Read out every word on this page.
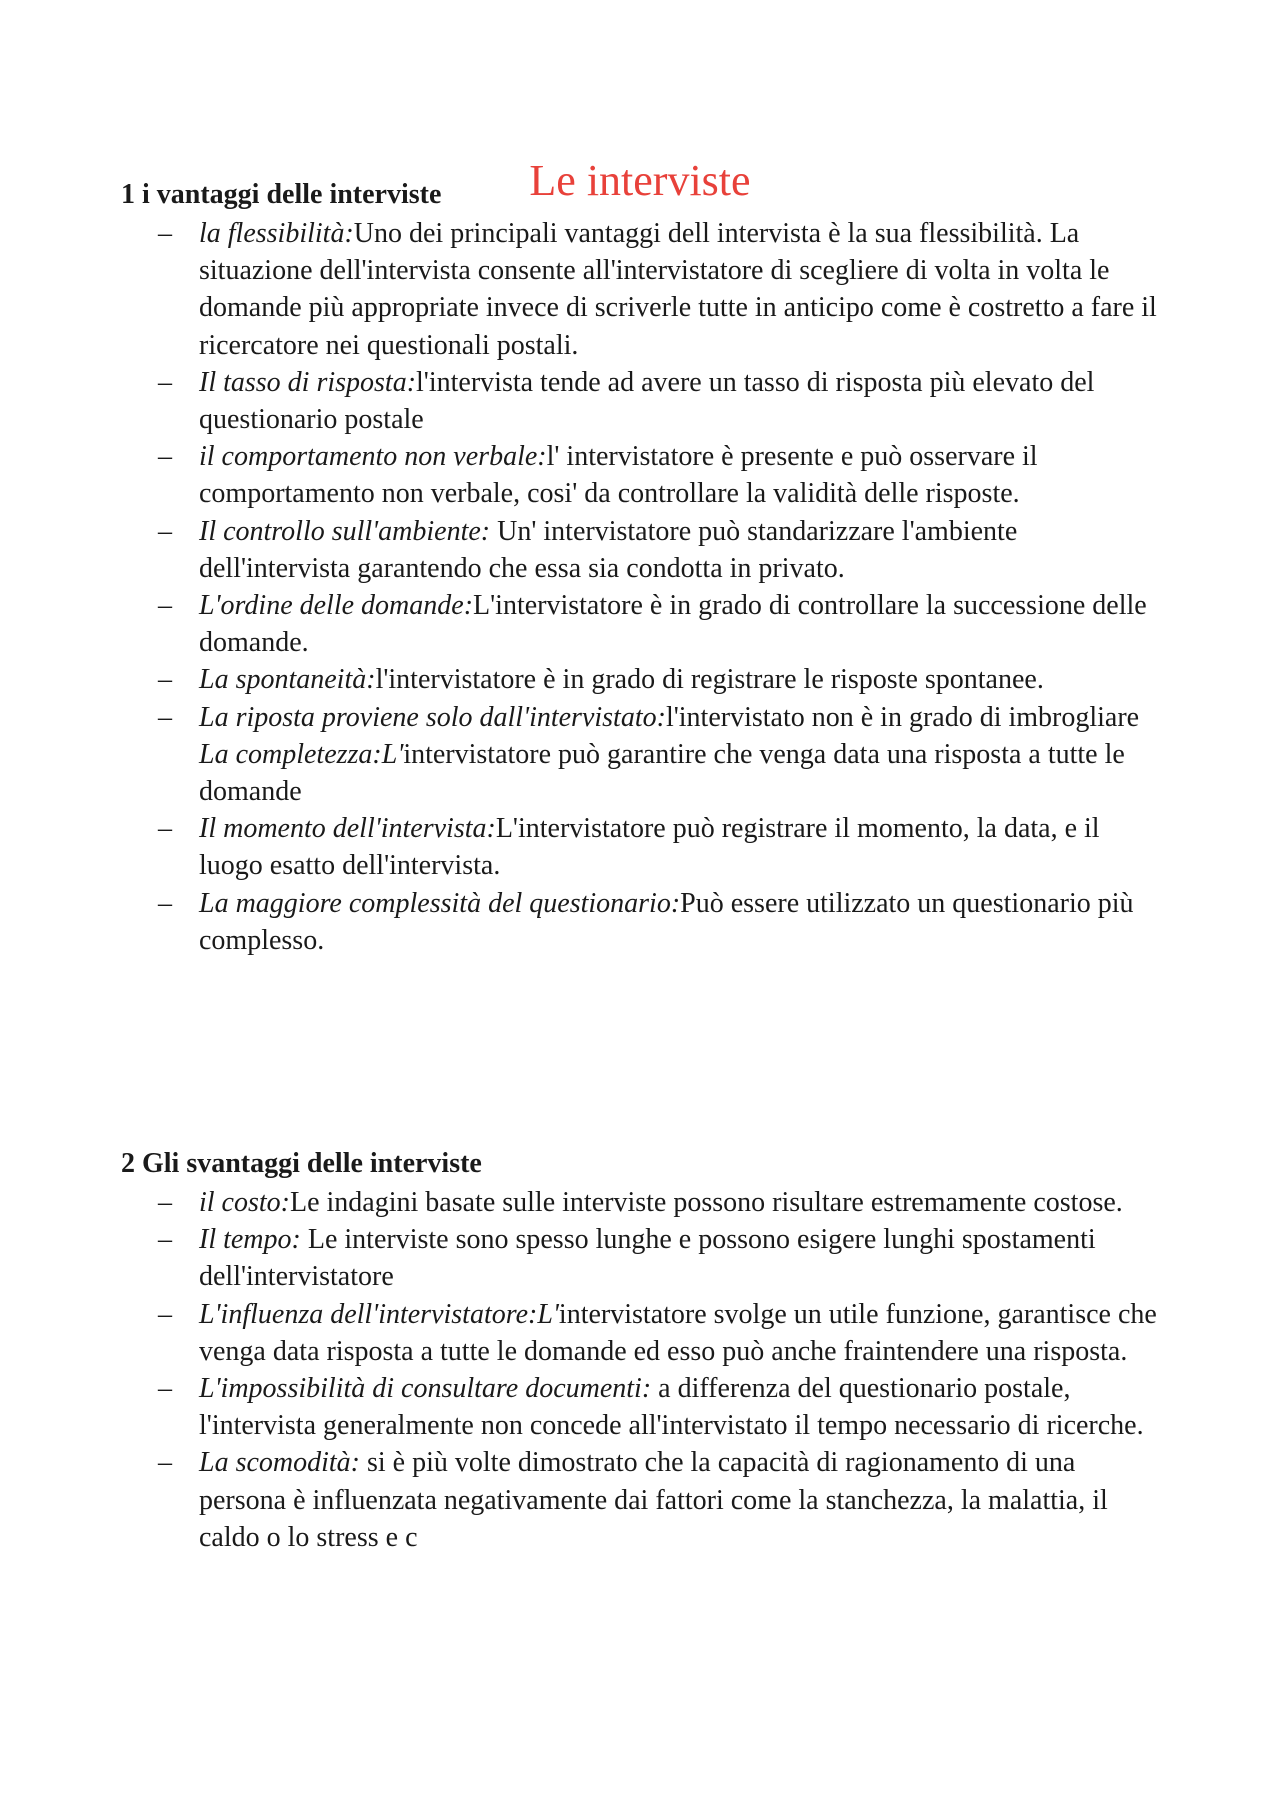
Le interviste
1 i vantaggi delle interviste
– la flessibilità:Uno dei principali vantaggi dell intervista è la sua flessibilità. La situazione dell'intervista consente all'intervistatore di scegliere di volta in volta le domande più appropriate invece di scriverle tutte in anticipo come è costretto a fare il ricercatore nei questionali postali.
– Il tasso di risposta:l'intervista tende ad avere un tasso di risposta più elevato del questionario postale
– il comportamento non verbale:l' intervistatore è presente e può osservare il comportamento non verbale, cosi' da controllare la validità delle risposte.
– Il controllo sull'ambiente: Un' intervistatore può standarizzare l'ambiente dell'intervista garantendo che essa sia condotta in privato.
– L'ordine delle domande:L'intervistatore è in grado di controllare la successione delle domande.
– La spontaneità:l'intervistatore è in grado di registrare le risposte spontanee.
– La riposta proviene solo dall'intervistato:l'intervistato non è in grado di imbrogliare
La completezza:L'intervistatore può garantire che venga data una risposta a tutte le domande
– Il momento dell'intervista:L'intervistatore può registrare il momento, la data, e il luogo esatto dell'intervista.
– La maggiore complessità del questionario:Può essere utilizzato un questionario più complesso.
2 Gli svantaggi delle interviste
– il costo:Le indagini basate sulle interviste possono risultare estremamente costose.
– Il tempo: Le interviste sono spesso lunghe e possono esigere lunghi spostamenti dell'intervistatore
– L'influenza dell'intervistatore:L'intervistatore svolge un utile funzione, garantisce che venga data risposta a tutte le domande ed esso può anche fraintendere una risposta.
– L'impossibilità di consultare documenti: a differenza del questionario postale, l'intervista generalmente non concede all'intervistato il tempo necessario di ricerche.
– La scomodità: si è più volte dimostrato che la capacità di ragionamento di una persona è influenzata negativamente dai fattori come la stanchezza, la malattia, il caldo o lo stress e c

*EXERCISE BRIEF*: Where a line of the data holds "grado", show that line.

*EXERCISE SOLUTION*:
– L'ordine delle domande:L'intervistatore è in grado di controllare la successione delle domande.
– La spontaneità:l'intervistatore è in grado di registrare le risposte spontanee.
– La riposta proviene solo dall'intervistato:l'intervistato non è in grado di imbrogliare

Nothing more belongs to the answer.